▶ [PROBLEM TO WORK ON] Write out all of the entries that follow, word for word, but skip the pictures.

▶ [DATASET RECORDS]
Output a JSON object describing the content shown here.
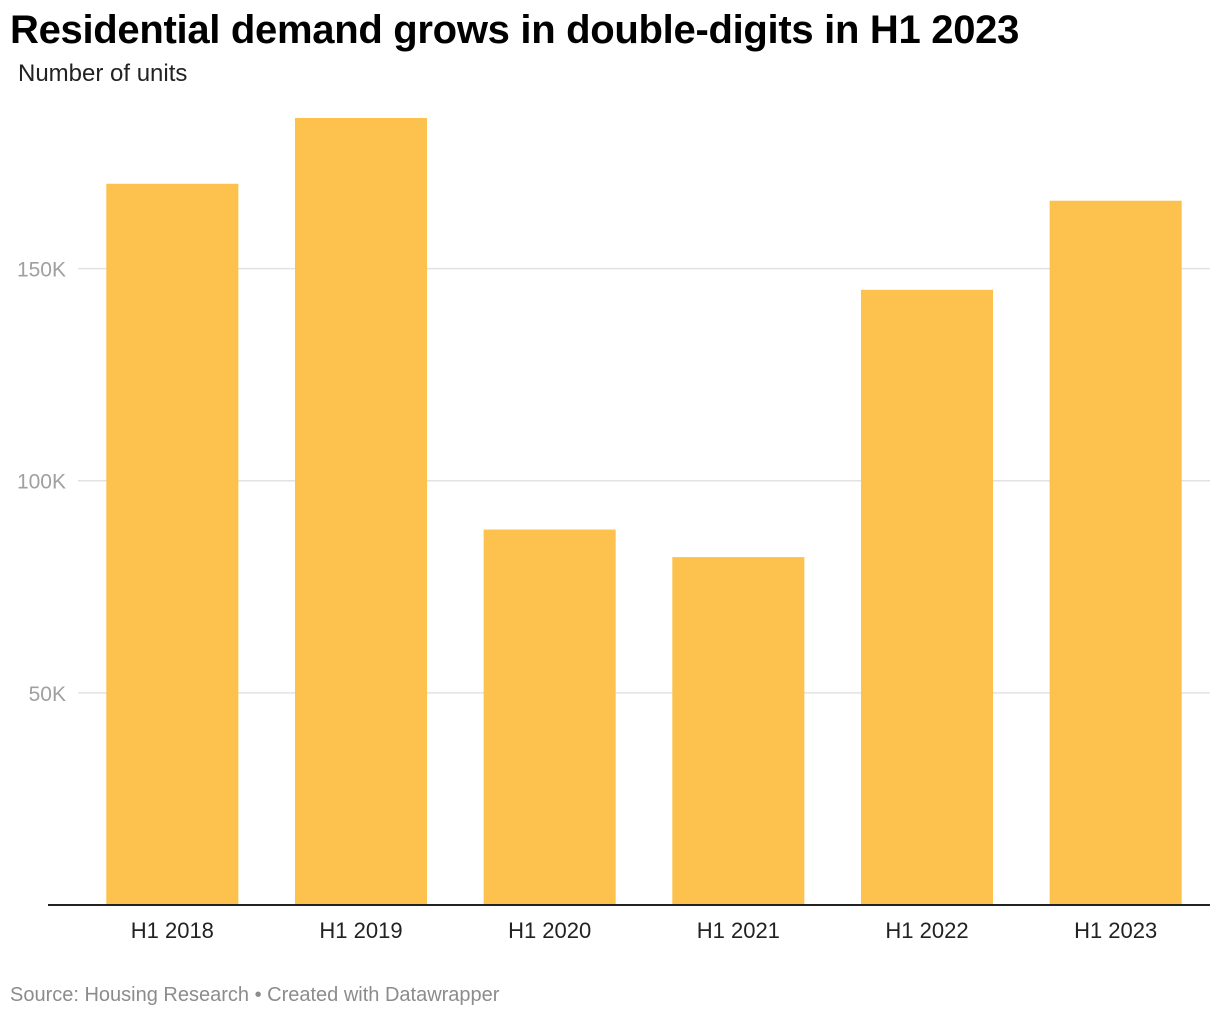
{
  "chart_data": {
    "type": "bar",
    "title": "Residential demand grows in double-digits in H1 2023",
    "subtitle": "Number of units",
    "categories": [
      "H1 2018",
      "H1 2019",
      "H1 2020",
      "H1 2021",
      "H1 2022",
      "H1 2023"
    ],
    "values": [
      170000,
      185500,
      88500,
      82000,
      145000,
      166000
    ],
    "ylim": [
      0,
      185500
    ],
    "yticks": [
      50000,
      100000,
      150000
    ],
    "ytick_labels": [
      "50K",
      "100K",
      "150K"
    ],
    "xlabel": "",
    "ylabel": "",
    "grid": true,
    "bar_color": "#FDC24D",
    "source": "Source: Housing Research • Created with Datawrapper"
  }
}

▶ [COMPLETE OUTPUT]
Output a JSON object describing the content shown here.
{
  "chart_data": {
    "type": "bar",
    "title": "Residential demand grows in double-digits in H1 2023",
    "subtitle": "Number of units",
    "categories": [
      "H1 2018",
      "H1 2019",
      "H1 2020",
      "H1 2021",
      "H1 2022",
      "H1 2023"
    ],
    "values": [
      170000,
      185500,
      88500,
      82000,
      145000,
      166000
    ],
    "ylim": [
      0,
      185500
    ],
    "yticks": [
      50000,
      100000,
      150000
    ],
    "ytick_labels": [
      "50K",
      "100K",
      "150K"
    ],
    "xlabel": "",
    "ylabel": "",
    "grid": true,
    "bar_color": "#FDC24D",
    "source": "Source: Housing Research • Created with Datawrapper"
  }
}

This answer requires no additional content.